**What you should do**.
State only the count of lines in the listing below that hold "Banquet".

Extracted records

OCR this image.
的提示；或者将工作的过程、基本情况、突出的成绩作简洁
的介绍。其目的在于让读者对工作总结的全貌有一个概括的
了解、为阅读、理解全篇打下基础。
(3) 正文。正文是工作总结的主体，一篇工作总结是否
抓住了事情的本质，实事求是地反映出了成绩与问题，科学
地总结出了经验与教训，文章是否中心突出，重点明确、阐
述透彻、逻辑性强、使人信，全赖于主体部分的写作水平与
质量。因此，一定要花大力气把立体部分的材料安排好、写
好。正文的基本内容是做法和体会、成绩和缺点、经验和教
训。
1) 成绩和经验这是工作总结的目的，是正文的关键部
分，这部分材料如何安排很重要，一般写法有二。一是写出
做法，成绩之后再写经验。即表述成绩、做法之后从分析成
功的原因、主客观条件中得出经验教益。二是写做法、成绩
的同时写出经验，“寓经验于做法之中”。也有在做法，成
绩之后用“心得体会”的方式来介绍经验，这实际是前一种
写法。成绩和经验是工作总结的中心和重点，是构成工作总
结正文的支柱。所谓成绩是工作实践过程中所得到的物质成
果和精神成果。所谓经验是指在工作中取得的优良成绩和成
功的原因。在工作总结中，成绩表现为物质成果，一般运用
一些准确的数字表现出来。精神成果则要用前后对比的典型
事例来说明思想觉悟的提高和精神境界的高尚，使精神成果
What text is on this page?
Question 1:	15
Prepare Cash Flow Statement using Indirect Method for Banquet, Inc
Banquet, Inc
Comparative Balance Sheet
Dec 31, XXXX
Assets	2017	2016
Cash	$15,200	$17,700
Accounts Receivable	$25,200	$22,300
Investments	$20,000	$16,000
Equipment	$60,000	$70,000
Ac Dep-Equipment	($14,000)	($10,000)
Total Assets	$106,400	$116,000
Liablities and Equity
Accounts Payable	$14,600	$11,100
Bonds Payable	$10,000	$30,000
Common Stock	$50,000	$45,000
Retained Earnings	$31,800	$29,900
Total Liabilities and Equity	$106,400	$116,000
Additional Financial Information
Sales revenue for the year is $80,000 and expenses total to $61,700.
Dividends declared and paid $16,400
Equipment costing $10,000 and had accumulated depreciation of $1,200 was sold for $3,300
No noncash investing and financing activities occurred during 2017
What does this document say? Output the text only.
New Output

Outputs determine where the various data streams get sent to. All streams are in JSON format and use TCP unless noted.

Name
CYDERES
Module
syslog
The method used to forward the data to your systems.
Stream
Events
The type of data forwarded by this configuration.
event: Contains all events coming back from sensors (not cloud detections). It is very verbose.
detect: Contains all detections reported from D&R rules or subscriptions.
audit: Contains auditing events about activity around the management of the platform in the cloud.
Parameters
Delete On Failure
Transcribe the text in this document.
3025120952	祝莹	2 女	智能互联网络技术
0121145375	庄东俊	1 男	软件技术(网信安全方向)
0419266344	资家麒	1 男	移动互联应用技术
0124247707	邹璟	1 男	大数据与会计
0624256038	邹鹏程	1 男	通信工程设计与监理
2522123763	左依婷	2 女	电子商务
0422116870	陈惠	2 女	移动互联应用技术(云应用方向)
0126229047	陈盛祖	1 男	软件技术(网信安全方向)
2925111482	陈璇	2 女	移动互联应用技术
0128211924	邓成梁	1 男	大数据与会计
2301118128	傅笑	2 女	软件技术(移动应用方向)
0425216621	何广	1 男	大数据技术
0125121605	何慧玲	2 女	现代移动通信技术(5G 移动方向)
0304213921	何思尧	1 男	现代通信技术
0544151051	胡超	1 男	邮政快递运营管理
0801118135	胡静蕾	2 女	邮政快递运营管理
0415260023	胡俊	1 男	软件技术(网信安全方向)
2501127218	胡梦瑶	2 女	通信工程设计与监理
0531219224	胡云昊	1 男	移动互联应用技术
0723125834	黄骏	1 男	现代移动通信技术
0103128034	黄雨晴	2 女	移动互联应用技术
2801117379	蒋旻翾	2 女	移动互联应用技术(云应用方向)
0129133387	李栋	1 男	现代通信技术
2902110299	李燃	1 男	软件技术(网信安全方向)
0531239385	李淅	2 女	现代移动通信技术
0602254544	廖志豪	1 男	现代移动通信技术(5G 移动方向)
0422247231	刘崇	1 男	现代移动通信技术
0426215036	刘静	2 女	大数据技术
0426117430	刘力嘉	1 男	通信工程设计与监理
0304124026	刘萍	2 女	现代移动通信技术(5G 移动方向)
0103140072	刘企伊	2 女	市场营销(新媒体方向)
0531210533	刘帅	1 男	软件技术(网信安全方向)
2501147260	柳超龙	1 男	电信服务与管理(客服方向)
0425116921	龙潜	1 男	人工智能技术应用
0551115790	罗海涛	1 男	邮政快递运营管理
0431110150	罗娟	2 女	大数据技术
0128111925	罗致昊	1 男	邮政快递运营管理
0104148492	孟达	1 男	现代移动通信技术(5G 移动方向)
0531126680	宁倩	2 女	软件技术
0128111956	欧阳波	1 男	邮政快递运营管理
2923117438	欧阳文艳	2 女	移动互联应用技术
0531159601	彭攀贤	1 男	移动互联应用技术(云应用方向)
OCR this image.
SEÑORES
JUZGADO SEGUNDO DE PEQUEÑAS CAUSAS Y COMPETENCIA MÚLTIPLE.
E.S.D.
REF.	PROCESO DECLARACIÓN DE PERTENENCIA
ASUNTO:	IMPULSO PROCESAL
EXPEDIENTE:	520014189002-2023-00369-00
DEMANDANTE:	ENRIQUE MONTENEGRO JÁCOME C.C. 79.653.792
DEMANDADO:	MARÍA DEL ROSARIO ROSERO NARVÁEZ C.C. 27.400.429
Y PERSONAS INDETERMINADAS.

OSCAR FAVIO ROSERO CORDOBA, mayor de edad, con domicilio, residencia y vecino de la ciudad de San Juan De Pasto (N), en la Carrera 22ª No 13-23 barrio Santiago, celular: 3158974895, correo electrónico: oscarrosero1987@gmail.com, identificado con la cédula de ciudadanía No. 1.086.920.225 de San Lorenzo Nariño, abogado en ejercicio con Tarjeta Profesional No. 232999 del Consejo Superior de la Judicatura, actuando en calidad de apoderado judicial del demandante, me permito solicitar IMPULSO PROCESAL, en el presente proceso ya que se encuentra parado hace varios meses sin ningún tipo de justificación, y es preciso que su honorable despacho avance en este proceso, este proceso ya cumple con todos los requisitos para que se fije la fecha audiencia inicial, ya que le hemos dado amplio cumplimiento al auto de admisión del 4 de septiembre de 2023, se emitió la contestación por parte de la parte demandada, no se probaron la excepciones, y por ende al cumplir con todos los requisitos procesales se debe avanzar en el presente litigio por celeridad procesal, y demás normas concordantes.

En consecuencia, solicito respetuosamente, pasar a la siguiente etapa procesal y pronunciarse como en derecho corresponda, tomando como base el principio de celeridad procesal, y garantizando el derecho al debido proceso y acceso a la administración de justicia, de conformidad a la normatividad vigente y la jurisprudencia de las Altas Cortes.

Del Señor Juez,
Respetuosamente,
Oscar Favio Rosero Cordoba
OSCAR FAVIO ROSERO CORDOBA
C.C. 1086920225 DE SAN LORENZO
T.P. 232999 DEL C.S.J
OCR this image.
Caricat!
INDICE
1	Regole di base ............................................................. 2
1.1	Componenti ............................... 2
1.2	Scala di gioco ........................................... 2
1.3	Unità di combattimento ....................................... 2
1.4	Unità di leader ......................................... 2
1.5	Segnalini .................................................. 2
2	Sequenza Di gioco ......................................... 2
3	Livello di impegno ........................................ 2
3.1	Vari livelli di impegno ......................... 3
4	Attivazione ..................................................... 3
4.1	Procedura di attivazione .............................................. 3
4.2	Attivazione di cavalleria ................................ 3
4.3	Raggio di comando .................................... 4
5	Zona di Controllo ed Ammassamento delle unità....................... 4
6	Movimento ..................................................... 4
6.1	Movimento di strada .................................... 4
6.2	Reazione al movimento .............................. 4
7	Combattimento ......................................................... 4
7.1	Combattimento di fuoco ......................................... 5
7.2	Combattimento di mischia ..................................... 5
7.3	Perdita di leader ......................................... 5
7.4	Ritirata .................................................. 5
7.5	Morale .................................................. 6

**Expected output**.
2